▶ Requirement
Which lines include the word "JSON"? Copy each of them.

::: Dataset :::

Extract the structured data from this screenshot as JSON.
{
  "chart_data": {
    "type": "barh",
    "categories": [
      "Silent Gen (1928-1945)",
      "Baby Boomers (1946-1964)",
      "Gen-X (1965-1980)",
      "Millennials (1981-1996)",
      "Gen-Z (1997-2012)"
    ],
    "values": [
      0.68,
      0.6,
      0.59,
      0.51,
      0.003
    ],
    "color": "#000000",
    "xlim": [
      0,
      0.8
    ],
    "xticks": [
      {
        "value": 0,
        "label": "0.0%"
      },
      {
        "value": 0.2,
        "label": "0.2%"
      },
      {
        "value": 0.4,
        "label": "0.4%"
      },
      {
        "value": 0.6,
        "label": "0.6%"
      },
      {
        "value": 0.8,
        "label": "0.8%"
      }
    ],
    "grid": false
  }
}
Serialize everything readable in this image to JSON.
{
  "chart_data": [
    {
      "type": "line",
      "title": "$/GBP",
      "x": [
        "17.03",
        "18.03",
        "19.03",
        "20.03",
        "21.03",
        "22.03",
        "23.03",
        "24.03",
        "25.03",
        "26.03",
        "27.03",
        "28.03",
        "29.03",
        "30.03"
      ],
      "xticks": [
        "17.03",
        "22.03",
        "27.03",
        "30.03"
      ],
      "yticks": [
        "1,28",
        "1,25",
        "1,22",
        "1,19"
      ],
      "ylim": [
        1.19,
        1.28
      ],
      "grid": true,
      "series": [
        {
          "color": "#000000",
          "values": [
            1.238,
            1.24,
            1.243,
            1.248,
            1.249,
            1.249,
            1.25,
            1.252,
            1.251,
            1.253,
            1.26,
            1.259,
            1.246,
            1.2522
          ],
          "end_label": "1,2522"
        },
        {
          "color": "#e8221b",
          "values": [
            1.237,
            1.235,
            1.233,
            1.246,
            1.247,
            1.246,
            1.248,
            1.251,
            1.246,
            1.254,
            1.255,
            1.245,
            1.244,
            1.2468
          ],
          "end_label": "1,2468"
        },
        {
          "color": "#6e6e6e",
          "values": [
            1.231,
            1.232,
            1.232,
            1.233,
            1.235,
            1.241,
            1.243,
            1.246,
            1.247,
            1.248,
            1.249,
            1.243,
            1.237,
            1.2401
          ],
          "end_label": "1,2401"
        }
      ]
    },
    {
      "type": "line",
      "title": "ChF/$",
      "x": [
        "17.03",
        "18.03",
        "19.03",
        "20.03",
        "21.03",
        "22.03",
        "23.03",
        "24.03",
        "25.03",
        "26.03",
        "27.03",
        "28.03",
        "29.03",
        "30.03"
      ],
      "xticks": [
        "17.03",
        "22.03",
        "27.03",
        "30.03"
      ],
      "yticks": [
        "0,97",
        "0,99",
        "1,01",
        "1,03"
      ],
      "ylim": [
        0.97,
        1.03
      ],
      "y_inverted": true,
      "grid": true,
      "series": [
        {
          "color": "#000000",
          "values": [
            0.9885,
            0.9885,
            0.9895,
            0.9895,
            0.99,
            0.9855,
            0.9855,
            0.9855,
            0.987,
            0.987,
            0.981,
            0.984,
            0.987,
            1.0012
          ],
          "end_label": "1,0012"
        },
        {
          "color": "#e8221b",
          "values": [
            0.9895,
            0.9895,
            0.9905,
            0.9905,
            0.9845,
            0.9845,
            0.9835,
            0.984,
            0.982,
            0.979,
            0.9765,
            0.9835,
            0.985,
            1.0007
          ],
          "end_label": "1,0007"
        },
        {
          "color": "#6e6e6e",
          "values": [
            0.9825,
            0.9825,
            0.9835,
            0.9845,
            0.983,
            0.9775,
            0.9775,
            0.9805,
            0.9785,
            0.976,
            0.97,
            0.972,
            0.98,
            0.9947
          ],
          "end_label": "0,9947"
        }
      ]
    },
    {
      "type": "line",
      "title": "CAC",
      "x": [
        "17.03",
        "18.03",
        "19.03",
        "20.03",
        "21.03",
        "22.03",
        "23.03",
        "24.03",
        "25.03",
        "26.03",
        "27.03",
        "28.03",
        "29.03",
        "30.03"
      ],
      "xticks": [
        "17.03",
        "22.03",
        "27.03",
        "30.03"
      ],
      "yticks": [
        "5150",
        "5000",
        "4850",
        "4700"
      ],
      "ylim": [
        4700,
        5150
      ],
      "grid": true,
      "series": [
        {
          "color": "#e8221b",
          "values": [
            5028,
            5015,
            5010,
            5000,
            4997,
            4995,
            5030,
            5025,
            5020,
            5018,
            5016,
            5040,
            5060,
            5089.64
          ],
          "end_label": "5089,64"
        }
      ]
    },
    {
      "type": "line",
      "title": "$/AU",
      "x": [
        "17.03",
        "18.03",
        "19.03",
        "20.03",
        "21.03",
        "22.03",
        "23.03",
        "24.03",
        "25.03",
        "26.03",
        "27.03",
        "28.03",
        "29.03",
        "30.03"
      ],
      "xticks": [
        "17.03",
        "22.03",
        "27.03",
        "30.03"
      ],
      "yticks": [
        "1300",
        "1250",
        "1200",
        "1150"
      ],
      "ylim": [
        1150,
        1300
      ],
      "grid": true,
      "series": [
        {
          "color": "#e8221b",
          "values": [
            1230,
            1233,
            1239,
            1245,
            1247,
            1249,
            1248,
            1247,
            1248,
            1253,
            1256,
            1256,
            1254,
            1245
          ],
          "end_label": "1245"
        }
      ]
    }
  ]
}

:::

▶ Task solution
Extract the structured data from this screenshot as JSON.
Serialize everything readable in this image to JSON.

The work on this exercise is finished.